Document excerpt →
──────────────────────────────

The AVGN Movie Review: An Amazing Indie Accomplishment

Last night, my girlfriend and I had the unbelievable pleasure of going to a movie premier in New York City. Even better, we got the pleasure of going to see Angry Video Game Nerd: The Movie! I’m a huge AVGN fan; I even brought my Ghostbusters NES cartridge to get signed. I had to leave before I could get that, however; my dad had a medical procedure the following morning, but damn I wanted it! Why? Mainly because I am an independent author, AVGN’s company Cinemassacre is an independent studio, and in many ways he is an idol of mine. The bulk of the movie, after all, was crowd-funded by his fans through IndieGoGo!

──────────────────────────────

Raw data →
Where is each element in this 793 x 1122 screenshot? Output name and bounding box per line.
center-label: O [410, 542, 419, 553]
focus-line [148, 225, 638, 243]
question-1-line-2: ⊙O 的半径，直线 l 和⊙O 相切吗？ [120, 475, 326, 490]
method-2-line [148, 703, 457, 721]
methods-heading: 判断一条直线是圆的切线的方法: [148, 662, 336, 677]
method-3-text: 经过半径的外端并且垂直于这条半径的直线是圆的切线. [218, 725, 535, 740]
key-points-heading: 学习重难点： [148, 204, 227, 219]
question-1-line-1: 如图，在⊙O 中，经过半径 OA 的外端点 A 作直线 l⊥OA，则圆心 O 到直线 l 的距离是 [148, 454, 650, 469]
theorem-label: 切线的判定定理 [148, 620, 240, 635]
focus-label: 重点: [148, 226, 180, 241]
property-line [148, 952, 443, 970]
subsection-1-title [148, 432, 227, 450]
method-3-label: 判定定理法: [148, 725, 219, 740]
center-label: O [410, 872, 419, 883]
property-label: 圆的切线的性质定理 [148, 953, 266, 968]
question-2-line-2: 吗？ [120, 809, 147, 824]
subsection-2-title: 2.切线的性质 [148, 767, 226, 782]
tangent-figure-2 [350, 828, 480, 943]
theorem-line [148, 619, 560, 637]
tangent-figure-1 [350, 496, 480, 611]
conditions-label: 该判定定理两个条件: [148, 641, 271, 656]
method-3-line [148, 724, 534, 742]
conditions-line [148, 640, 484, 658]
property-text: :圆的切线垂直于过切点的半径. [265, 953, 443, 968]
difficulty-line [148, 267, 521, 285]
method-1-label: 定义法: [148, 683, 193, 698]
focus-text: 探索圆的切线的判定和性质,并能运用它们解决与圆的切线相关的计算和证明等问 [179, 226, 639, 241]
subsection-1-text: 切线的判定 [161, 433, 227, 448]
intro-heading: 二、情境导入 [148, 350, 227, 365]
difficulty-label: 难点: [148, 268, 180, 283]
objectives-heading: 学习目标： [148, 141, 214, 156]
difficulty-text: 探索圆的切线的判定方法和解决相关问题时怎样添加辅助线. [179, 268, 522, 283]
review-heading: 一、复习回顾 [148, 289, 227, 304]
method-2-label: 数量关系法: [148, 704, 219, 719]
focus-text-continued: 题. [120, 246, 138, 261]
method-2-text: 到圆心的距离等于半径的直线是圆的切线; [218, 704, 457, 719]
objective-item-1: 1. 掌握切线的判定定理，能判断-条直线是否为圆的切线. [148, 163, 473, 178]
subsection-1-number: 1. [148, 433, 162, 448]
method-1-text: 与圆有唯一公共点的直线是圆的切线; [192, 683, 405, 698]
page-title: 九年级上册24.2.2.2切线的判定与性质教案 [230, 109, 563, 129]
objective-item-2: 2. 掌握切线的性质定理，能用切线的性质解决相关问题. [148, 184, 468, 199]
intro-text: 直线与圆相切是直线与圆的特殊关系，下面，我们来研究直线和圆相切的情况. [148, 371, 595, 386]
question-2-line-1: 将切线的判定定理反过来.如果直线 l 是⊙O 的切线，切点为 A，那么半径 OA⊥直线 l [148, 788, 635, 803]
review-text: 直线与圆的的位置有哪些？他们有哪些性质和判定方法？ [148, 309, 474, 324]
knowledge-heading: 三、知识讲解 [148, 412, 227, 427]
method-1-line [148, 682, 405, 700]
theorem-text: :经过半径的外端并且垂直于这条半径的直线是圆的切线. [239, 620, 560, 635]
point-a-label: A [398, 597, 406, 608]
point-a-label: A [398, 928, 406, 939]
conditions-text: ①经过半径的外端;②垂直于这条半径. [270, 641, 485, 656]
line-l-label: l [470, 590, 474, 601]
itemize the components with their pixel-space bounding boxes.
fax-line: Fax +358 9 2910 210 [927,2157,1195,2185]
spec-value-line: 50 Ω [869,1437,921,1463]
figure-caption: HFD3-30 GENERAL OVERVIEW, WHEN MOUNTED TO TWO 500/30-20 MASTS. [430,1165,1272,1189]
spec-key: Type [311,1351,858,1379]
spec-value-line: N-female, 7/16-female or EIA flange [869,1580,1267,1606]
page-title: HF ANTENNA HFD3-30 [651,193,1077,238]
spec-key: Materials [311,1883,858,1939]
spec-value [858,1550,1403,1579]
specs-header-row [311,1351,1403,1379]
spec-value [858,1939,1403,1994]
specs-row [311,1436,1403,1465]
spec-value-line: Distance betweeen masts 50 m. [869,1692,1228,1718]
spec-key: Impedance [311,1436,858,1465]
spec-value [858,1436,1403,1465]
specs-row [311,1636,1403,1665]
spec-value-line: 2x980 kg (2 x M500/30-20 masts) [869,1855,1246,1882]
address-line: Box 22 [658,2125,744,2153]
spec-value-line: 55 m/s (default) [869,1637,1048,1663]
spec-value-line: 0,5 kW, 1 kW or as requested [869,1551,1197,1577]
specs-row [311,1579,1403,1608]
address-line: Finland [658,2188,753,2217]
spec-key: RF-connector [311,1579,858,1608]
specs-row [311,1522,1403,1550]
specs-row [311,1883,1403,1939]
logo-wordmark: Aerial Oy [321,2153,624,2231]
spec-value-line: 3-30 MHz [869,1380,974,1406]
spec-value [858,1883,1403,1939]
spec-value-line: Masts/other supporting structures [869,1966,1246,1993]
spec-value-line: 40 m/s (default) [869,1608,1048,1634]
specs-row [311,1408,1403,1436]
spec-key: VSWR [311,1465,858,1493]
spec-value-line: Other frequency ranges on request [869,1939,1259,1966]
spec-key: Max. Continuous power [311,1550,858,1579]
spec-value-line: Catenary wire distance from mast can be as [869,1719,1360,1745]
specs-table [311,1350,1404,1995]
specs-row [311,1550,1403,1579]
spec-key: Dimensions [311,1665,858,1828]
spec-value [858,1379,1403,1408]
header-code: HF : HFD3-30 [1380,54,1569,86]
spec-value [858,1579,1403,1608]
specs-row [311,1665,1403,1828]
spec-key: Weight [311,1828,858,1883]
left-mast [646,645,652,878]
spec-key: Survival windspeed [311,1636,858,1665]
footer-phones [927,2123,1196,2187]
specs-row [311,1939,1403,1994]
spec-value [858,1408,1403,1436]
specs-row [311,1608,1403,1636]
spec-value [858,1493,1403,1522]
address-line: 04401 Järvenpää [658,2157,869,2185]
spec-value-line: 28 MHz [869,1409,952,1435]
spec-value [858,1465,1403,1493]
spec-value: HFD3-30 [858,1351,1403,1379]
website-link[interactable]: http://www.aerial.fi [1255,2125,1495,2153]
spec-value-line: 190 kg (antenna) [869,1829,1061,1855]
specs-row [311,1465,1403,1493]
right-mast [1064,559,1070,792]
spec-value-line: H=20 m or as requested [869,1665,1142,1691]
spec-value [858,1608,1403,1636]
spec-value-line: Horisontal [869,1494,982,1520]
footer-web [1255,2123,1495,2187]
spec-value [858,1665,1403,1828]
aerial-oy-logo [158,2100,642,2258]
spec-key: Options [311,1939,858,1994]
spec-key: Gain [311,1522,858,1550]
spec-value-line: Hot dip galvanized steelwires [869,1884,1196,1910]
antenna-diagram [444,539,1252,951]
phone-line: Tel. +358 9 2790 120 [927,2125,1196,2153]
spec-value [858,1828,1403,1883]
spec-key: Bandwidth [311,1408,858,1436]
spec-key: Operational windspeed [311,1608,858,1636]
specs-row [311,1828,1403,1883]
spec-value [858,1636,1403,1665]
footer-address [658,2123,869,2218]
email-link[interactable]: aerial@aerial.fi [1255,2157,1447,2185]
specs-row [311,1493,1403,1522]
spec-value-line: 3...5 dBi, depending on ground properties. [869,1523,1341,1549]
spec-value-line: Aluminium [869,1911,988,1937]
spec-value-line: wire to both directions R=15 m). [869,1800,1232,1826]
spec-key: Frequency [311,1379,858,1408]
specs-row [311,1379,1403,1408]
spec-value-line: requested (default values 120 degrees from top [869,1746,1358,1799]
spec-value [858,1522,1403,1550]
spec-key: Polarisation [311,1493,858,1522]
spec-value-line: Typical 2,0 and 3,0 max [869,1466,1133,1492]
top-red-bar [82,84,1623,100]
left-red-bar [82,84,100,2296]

──────────────────────────────

Work to be completed →
Carry on the review of Angry Video Game Nerd: The Movie, picking up right after its last sentence.

Output below →
For those who don’t know the Angry Video Game Nerd, well, it’s a self-explanatory name for a character. James Rolfe created a series of you-tube videos where he plays a video game nerd who is angry about bad video games. He reviews those games, or in some cases entire game consoles, demonstrating all of their bad design choices. He also curses them out, and often destroys their physical copies, frequently talking about either feces or bizarre anal sex acts. There, done! For those of you who are familiar with him, his style and the entire culture of internet reviewers (including, to a lesser extent, me!), well, you also already know what you’re getting! That is a great thing, overall, but it’s also a little lacking in some areas.

The Angry Video Game Nerd Movie.  Image courtesy of Cinemassacre.com

The Angry Video Game Nerd Movie. Image courtesy of Cinemassacre.com

The plot of the film is pretty basic: In all of his one-hundred-plus Youtube videos, The Nerd has never reviewed the game “ET” for Atari (called EeeTee in the film). Yes, it is based on the Steven Spielberg movie of the same name; no, it isn’t good. For years, now, fans have begged Rolfe to review it. In-character, he has refused, claiming the game is just too horrible. As you might imagine, by the end of the movie, the fans get their wish!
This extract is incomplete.